Find the line containing "Transcribe the text in this document.". Reproduce it and every line after it up to the end of the records, exactly as written.

> _Extracted records_
>> Start
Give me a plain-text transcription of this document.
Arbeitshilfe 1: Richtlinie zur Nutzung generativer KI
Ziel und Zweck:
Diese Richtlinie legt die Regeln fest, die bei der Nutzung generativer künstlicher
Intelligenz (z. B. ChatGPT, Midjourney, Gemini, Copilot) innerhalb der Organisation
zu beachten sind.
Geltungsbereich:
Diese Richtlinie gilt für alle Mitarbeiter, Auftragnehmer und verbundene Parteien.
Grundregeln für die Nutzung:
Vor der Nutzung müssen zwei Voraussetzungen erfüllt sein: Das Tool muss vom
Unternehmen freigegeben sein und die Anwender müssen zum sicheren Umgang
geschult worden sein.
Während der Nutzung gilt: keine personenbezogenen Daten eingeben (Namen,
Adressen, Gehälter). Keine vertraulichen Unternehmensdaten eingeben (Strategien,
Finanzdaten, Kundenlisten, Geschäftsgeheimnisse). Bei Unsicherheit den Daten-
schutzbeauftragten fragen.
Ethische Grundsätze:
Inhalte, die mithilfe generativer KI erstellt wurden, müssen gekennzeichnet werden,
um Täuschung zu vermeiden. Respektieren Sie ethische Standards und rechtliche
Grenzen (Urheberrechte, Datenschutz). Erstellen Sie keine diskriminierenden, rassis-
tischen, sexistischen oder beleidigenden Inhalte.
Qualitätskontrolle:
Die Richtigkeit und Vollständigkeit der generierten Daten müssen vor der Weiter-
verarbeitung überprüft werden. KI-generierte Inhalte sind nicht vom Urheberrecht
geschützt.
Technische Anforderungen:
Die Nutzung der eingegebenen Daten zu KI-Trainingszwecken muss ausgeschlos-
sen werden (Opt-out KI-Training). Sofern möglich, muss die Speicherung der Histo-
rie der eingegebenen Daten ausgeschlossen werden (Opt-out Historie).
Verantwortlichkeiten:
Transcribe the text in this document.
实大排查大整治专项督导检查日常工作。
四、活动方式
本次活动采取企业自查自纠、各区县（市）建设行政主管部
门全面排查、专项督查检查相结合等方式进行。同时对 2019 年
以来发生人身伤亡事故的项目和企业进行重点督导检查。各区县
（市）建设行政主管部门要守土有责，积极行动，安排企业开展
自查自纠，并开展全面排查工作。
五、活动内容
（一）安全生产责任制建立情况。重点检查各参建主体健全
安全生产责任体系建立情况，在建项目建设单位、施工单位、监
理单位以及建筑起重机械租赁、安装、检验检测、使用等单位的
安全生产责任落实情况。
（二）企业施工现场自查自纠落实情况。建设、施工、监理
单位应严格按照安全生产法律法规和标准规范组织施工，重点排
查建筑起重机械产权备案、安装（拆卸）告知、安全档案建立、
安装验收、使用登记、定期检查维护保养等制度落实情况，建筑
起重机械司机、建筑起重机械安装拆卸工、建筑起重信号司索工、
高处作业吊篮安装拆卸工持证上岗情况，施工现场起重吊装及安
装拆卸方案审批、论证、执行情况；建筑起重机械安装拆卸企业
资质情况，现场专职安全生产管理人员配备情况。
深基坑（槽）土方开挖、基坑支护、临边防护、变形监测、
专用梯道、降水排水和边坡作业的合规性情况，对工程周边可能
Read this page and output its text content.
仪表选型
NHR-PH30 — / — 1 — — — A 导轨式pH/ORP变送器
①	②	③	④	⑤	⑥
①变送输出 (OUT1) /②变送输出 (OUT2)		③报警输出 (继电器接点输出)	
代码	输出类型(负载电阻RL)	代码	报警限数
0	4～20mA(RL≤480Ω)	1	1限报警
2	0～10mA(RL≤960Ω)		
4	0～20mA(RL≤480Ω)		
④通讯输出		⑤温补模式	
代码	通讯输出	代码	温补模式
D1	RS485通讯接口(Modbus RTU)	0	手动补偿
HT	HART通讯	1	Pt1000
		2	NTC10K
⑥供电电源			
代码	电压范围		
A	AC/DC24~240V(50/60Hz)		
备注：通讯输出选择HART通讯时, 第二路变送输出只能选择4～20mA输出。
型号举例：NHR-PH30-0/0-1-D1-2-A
>> End
> _Completed exercise_
Transcribe the text in this document.
实大排查大整治专项督导检查日常工作。
四、活动方式
本次活动采取企业自查自纠、各区县（市）建设行政主管部
门全面排查、专项督查检查相结合等方式进行。同时对 2019 年
以来发生人身伤亡事故的项目和企业进行重点督导检查。各区县
（市）建设行政主管部门要守土有责，积极行动，安排企业开展
自查自纠，并开展全面排查工作。
五、活动内容
（一）安全生产责任制建立情况。重点检查各参建主体健全
安全生产责任体系建立情况，在建项目建设单位、施工单位、监
理单位以及建筑起重机械租赁、安装、检验检测、使用等单位的
安全生产责任落实情况。
（二）企业施工现场自查自纠落实情况。建设、施工、监理
单位应严格按照安全生产法律法规和标准规范组织施工，重点排
查建筑起重机械产权备案、安装（拆卸）告知、安全档案建立、
安装验收、使用登记、定期检查维护保养等制度落实情况，建筑
起重机械司机、建筑起重机械安装拆卸工、建筑起重信号司索工、
高处作业吊篮安装拆卸工持证上岗情况，施工现场起重吊装及安
装拆卸方案审批、论证、执行情况；建筑起重机械安装拆卸企业
资质情况，现场专职安全生产管理人员配备情况。
深基坑（槽）土方开挖、基坑支护、临边防护、变形监测、
专用梯道、降水排水和边坡作业的合规性情况，对工程周边可能
Read this page and output its text content.
仪表选型
NHR-PH30 — / — 1 — — — A 导轨式pH/ORP变送器
①	②	③	④	⑤	⑥
①变送输出 (OUT1) /②变送输出 (OUT2)		③报警输出 (继电器接点输出)	
代码	输出类型(负载电阻RL)	代码	报警限数
0	4～20mA(RL≤480Ω)	1	1限报警
2	0～10mA(RL≤960Ω)		
4	0～20mA(RL≤480Ω)		
④通讯输出		⑤温补模式	
代码	通讯输出	代码	温补模式
D1	RS485通讯接口(Modbus RTU)	0	手动补偿
HT	HART通讯	1	Pt1000
		2	NTC10K
⑥供电电源			
代码	电压范围		
A	AC/DC24~240V(50/60Hz)		
备注：通讯输出选择HART通讯时, 第二路变送输出只能选择4～20mA输出。
型号举例：NHR-PH30-0/0-1-D1-2-A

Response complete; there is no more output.